Input rows:

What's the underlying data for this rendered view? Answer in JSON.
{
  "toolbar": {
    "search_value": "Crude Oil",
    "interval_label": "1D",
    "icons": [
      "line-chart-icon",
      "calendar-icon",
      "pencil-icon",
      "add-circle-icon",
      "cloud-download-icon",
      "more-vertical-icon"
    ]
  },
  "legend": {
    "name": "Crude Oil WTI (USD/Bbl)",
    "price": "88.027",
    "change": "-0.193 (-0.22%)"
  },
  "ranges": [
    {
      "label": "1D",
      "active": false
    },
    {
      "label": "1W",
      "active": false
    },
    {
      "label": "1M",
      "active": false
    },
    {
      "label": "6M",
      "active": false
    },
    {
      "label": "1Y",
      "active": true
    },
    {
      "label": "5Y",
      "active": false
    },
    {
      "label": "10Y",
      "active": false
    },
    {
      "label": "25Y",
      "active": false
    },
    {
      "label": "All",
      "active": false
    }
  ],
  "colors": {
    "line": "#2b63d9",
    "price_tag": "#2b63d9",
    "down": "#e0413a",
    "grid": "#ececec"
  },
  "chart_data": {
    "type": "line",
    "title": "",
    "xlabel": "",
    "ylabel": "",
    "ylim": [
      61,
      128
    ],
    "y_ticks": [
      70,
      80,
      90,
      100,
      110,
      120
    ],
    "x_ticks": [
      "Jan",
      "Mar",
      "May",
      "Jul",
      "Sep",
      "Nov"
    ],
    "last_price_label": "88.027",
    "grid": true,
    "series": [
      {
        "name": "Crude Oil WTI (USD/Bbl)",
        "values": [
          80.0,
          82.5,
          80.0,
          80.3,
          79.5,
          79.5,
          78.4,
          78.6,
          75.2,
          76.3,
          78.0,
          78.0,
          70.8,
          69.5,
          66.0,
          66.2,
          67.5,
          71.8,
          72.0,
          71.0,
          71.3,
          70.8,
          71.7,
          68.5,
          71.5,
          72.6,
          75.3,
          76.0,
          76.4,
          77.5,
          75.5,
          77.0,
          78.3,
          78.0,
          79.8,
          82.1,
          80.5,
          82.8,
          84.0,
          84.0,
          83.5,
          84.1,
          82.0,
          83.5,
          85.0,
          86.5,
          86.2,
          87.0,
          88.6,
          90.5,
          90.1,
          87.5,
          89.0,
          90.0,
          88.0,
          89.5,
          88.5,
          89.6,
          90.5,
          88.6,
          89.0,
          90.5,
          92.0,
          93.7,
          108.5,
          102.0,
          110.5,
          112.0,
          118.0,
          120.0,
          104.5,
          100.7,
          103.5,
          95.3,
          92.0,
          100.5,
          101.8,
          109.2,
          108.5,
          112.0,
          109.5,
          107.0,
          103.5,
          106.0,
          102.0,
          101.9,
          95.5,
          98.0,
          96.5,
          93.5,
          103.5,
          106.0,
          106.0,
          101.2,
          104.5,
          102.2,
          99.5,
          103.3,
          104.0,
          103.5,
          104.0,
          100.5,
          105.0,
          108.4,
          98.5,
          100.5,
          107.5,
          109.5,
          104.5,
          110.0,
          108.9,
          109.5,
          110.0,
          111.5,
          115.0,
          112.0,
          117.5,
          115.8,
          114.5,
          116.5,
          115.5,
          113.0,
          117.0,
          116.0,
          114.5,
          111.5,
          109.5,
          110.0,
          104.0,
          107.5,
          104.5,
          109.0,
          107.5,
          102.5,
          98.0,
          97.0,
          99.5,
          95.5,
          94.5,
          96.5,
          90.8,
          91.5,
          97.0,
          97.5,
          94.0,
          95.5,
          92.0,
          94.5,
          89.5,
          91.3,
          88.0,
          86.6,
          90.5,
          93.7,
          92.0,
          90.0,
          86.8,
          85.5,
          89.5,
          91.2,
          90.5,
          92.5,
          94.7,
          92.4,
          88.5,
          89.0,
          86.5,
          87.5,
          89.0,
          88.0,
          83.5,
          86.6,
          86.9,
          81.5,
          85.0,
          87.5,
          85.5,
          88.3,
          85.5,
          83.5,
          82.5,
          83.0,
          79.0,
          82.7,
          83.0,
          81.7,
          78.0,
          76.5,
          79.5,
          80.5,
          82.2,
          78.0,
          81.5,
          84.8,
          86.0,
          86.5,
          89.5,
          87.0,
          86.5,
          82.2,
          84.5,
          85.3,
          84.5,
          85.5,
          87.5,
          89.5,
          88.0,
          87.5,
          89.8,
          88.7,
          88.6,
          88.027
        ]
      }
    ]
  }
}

Work required: Copy the entries above exactly, leaving none out.

Correct result:
What's the underlying data for this rendered view? Answer in JSON.
{
  "toolbar": {
    "search_value": "Crude Oil",
    "interval_label": "1D",
    "icons": [
      "line-chart-icon",
      "calendar-icon",
      "pencil-icon",
      "add-circle-icon",
      "cloud-download-icon",
      "more-vertical-icon"
    ]
  },
  "legend": {
    "name": "Crude Oil WTI (USD/Bbl)",
    "price": "88.027",
    "change": "-0.193 (-0.22%)"
  },
  "ranges": [
    {
      "label": "1D",
      "active": false
    },
    {
      "label": "1W",
      "active": false
    },
    {
      "label": "1M",
      "active": false
    },
    {
      "label": "6M",
      "active": false
    },
    {
      "label": "1Y",
      "active": true
    },
    {
      "label": "5Y",
      "active": false
    },
    {
      "label": "10Y",
      "active": false
    },
    {
      "label": "25Y",
      "active": false
    },
    {
      "label": "All",
      "active": false
    }
  ],
  "colors": {
    "line": "#2b63d9",
    "price_tag": "#2b63d9",
    "down": "#e0413a",
    "grid": "#ececec"
  },
  "chart_data": {
    "type": "line",
    "title": "",
    "xlabel": "",
    "ylabel": "",
    "ylim": [
      61,
      128
    ],
    "y_ticks": [
      70,
      80,
      90,
      100,
      110,
      120
    ],
    "x_ticks": [
      "Jan",
      "Mar",
      "May",
      "Jul",
      "Sep",
      "Nov"
    ],
    "last_price_label": "88.027",
    "grid": true,
    "series": [
      {
        "name": "Crude Oil WTI (USD/Bbl)",
        "values": [
          80.0,
          82.5,
          80.0,
          80.3,
          79.5,
          79.5,
          78.4,
          78.6,
          75.2,
          76.3,
          78.0,
          78.0,
          70.8,
          69.5,
          66.0,
          66.2,
          67.5,
          71.8,
          72.0,
          71.0,
          71.3,
          70.8,
          71.7,
          68.5,
          71.5,
          72.6,
          75.3,
          76.0,
          76.4,
          77.5,
          75.5,
          77.0,
          78.3,
          78.0,
          79.8,
          82.1,
          80.5,
          82.8,
          84.0,
          84.0,
          83.5,
          84.1,
          82.0,
          83.5,
          85.0,
          86.5,
          86.2,
          87.0,
          88.6,
          90.5,
          90.1,
          87.5,
          89.0,
          90.0,
          88.0,
          89.5,
          88.5,
          89.6,
          90.5,
          88.6,
          89.0,
          90.5,
          92.0,
          93.7,
          108.5,
          102.0,
          110.5,
          112.0,
          118.0,
          120.0,
          104.5,
          100.7,
          103.5,
          95.3,
          92.0,
          100.5,
          101.8,
          109.2,
          108.5,
          112.0,
          109.5,
          107.0,
          103.5,
          106.0,
          102.0,
          101.9,
          95.5,
          98.0,
          96.5,
          93.5,
          103.5,
          106.0,
          106.0,
          101.2,
          104.5,
          102.2,
          99.5,
          103.3,
          104.0,
          103.5,
          104.0,
          100.5,
          105.0,
          108.4,
          98.5,
          100.5,
          107.5,
          109.5,
          104.5,
          110.0,
          108.9,
          109.5,
          110.0,
          111.5,
          115.0,
          112.0,
          117.5,
          115.8,
          114.5,
          116.5,
          115.5,
          113.0,
          117.0,
          116.0,
          114.5,
          111.5,
          109.5,
          110.0,
          104.0,
          107.5,
          104.5,
          109.0,
          107.5,
          102.5,
          98.0,
          97.0,
          99.5,
          95.5,
          94.5,
          96.5,
          90.8,
          91.5,
          97.0,
          97.5,
          94.0,
          95.5,
          92.0,
          94.5,
          89.5,
          91.3,
          88.0,
          86.6,
          90.5,
          93.7,
          92.0,
          90.0,
          86.8,
          85.5,
          89.5,
          91.2,
          90.5,
          92.5,
          94.7,
          92.4,
          88.5,
          89.0,
          86.5,
          87.5,
          89.0,
          88.0,
          83.5,
          86.6,
          86.9,
          81.5,
          85.0,
          87.5,
          85.5,
          88.3,
          85.5,
          83.5,
          82.5,
          83.0,
          79.0,
          82.7,
          83.0,
          81.7,
          78.0,
          76.5,
          79.5,
          80.5,
          82.2,
          78.0,
          81.5,
          84.8,
          86.0,
          86.5,
          89.5,
          87.0,
          86.5,
          82.2,
          84.5,
          85.3,
          84.5,
          85.5,
          87.5,
          89.5,
          88.0,
          87.5,
          89.8,
          88.7,
          88.6,
          88.027
        ]
      }
    ]
  }
}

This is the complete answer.